Written exercise | From the records below, copy every line that contains the word "keys".

Stored records |
- - - -

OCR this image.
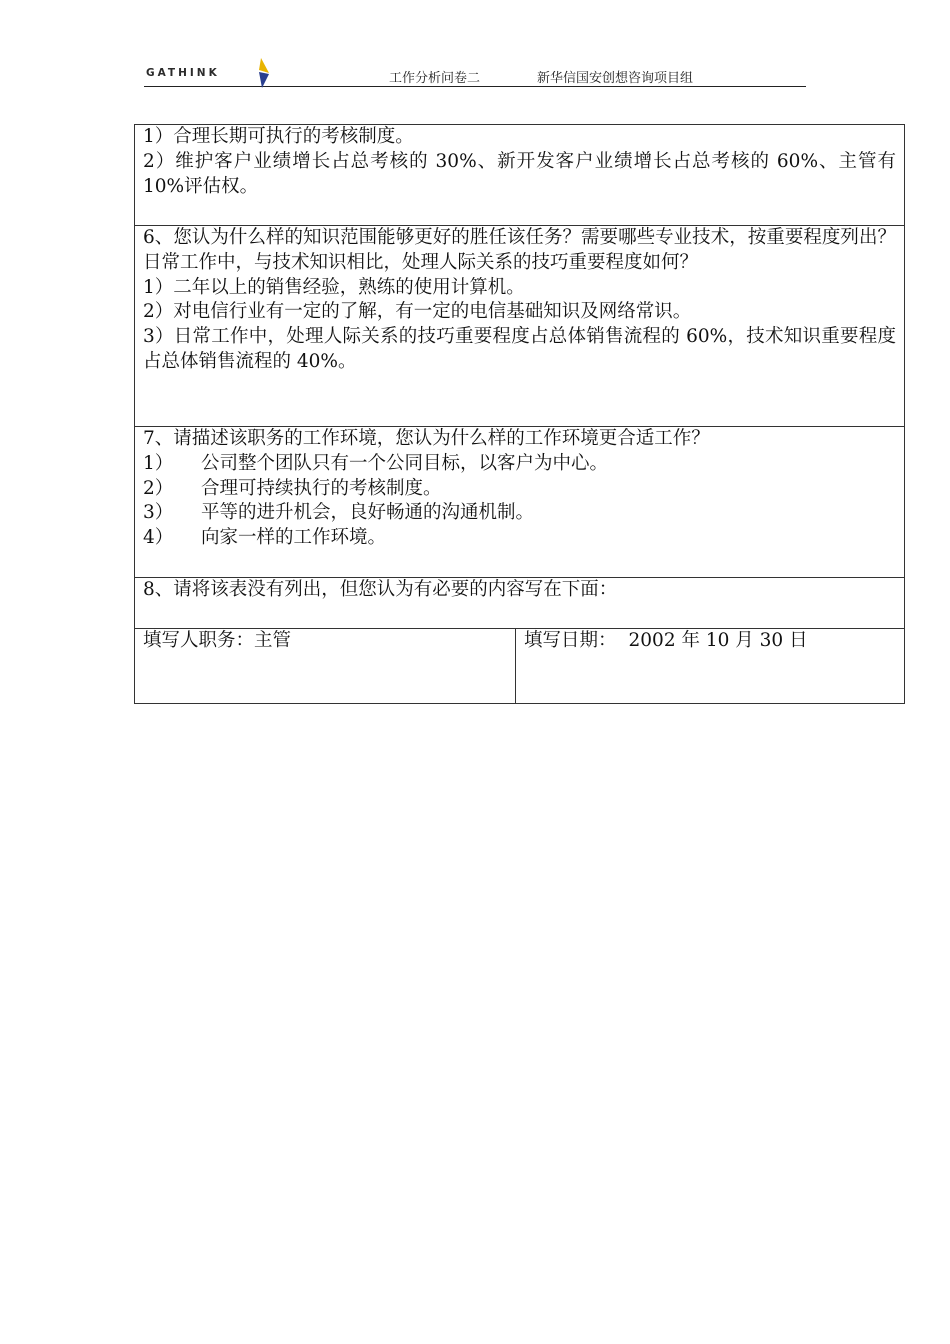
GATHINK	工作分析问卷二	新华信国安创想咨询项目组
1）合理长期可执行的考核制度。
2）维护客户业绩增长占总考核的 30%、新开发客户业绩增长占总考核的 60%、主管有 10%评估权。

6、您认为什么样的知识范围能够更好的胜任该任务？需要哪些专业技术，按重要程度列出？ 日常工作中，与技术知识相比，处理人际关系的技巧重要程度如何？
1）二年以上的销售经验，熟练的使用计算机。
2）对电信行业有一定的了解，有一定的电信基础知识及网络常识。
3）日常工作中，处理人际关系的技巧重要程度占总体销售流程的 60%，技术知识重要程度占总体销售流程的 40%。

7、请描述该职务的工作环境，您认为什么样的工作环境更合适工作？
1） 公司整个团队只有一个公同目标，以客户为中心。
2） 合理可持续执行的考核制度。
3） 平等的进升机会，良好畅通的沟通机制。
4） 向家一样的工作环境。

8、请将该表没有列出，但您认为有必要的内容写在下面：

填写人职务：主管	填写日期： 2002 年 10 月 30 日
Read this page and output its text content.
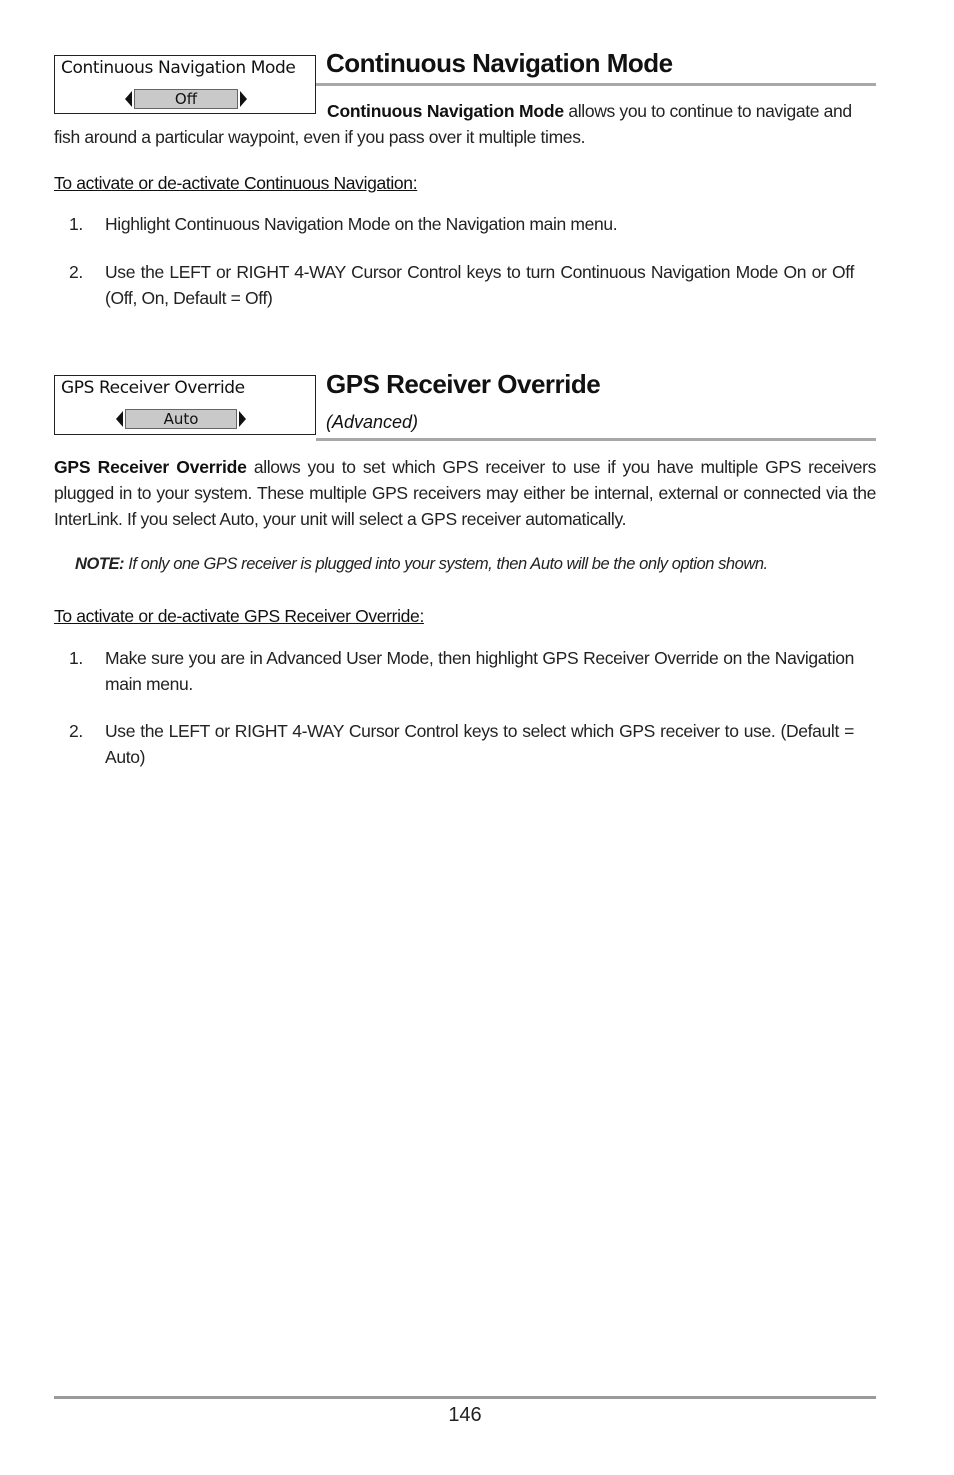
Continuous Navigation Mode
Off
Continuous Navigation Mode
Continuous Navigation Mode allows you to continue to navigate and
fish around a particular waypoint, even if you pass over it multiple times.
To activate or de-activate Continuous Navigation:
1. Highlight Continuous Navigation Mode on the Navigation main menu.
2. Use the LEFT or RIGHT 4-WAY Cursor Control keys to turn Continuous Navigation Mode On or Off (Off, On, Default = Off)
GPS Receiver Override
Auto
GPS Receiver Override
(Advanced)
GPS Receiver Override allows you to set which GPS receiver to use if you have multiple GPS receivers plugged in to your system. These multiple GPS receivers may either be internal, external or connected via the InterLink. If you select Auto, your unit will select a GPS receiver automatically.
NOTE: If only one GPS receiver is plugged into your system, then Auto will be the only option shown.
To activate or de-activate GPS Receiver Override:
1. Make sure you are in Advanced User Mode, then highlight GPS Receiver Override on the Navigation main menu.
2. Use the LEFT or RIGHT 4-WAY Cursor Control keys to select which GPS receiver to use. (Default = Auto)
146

- - - -

Expected answer |
2. Use the LEFT or RIGHT 4-WAY Cursor Control keys to turn Continuous Navigation Mode On or Off (Off, On, Default = Off)
2. Use the LEFT or RIGHT 4-WAY Cursor Control keys to select which GPS receiver to use. (Default = Auto)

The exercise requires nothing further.